§ **Task description**
Word for word, restate every line of the material.
++++++++
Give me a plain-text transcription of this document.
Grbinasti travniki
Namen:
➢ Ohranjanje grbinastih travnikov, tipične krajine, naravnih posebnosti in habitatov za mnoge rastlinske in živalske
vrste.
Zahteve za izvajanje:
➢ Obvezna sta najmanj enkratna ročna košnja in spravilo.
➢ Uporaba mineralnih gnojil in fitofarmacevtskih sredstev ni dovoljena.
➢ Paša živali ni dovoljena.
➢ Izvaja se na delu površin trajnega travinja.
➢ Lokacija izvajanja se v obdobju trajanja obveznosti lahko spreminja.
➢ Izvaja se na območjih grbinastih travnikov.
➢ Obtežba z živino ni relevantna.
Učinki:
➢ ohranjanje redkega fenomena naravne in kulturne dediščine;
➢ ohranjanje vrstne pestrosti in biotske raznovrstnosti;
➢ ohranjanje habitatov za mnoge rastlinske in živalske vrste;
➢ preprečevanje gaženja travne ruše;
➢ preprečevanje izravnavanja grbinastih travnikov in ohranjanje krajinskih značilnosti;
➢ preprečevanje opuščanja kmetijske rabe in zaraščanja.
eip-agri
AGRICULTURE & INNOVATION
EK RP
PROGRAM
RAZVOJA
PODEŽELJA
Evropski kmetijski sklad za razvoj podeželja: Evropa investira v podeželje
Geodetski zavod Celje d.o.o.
++++++++
§ **Written response**
Give me a plain-text transcription of this document.
Grbinasti travniki
Namen:
➢ Ohranjanje grbinastih travnikov, tipične krajine, naravnih posebnosti in habitatov za mnoge rastlinske in živalske
vrste.
Zahteve za izvajanje:
➢ Obvezna sta najmanj enkratna ročna košnja in spravilo.
➢ Uporaba mineralnih gnojil in fitofarmacevtskih sredstev ni dovoljena.
➢ Paša živali ni dovoljena.
➢ Izvaja se na delu površin trajnega travinja.
➢ Lokacija izvajanja se v obdobju trajanja obveznosti lahko spreminja.
➢ Izvaja se na območjih grbinastih travnikov.
➢ Obtežba z živino ni relevantna.
Učinki:
➢ ohranjanje redkega fenomena naravne in kulturne dediščine;
➢ ohranjanje vrstne pestrosti in biotske raznovrstnosti;
➢ ohranjanje habitatov za mnoge rastlinske in živalske vrste;
➢ preprečevanje gaženja travne ruše;
➢ preprečevanje izravnavanja grbinastih travnikov in ohranjanje krajinskih značilnosti;
➢ preprečevanje opuščanja kmetijske rabe in zaraščanja.
eip-agri
AGRICULTURE & INNOVATION
EK RP
PROGRAM
RAZVOJA
PODEŽELJA
Evropski kmetijski sklad za razvoj podeželja: Evropa investira v podeželje
Geodetski zavod Celje d.o.o.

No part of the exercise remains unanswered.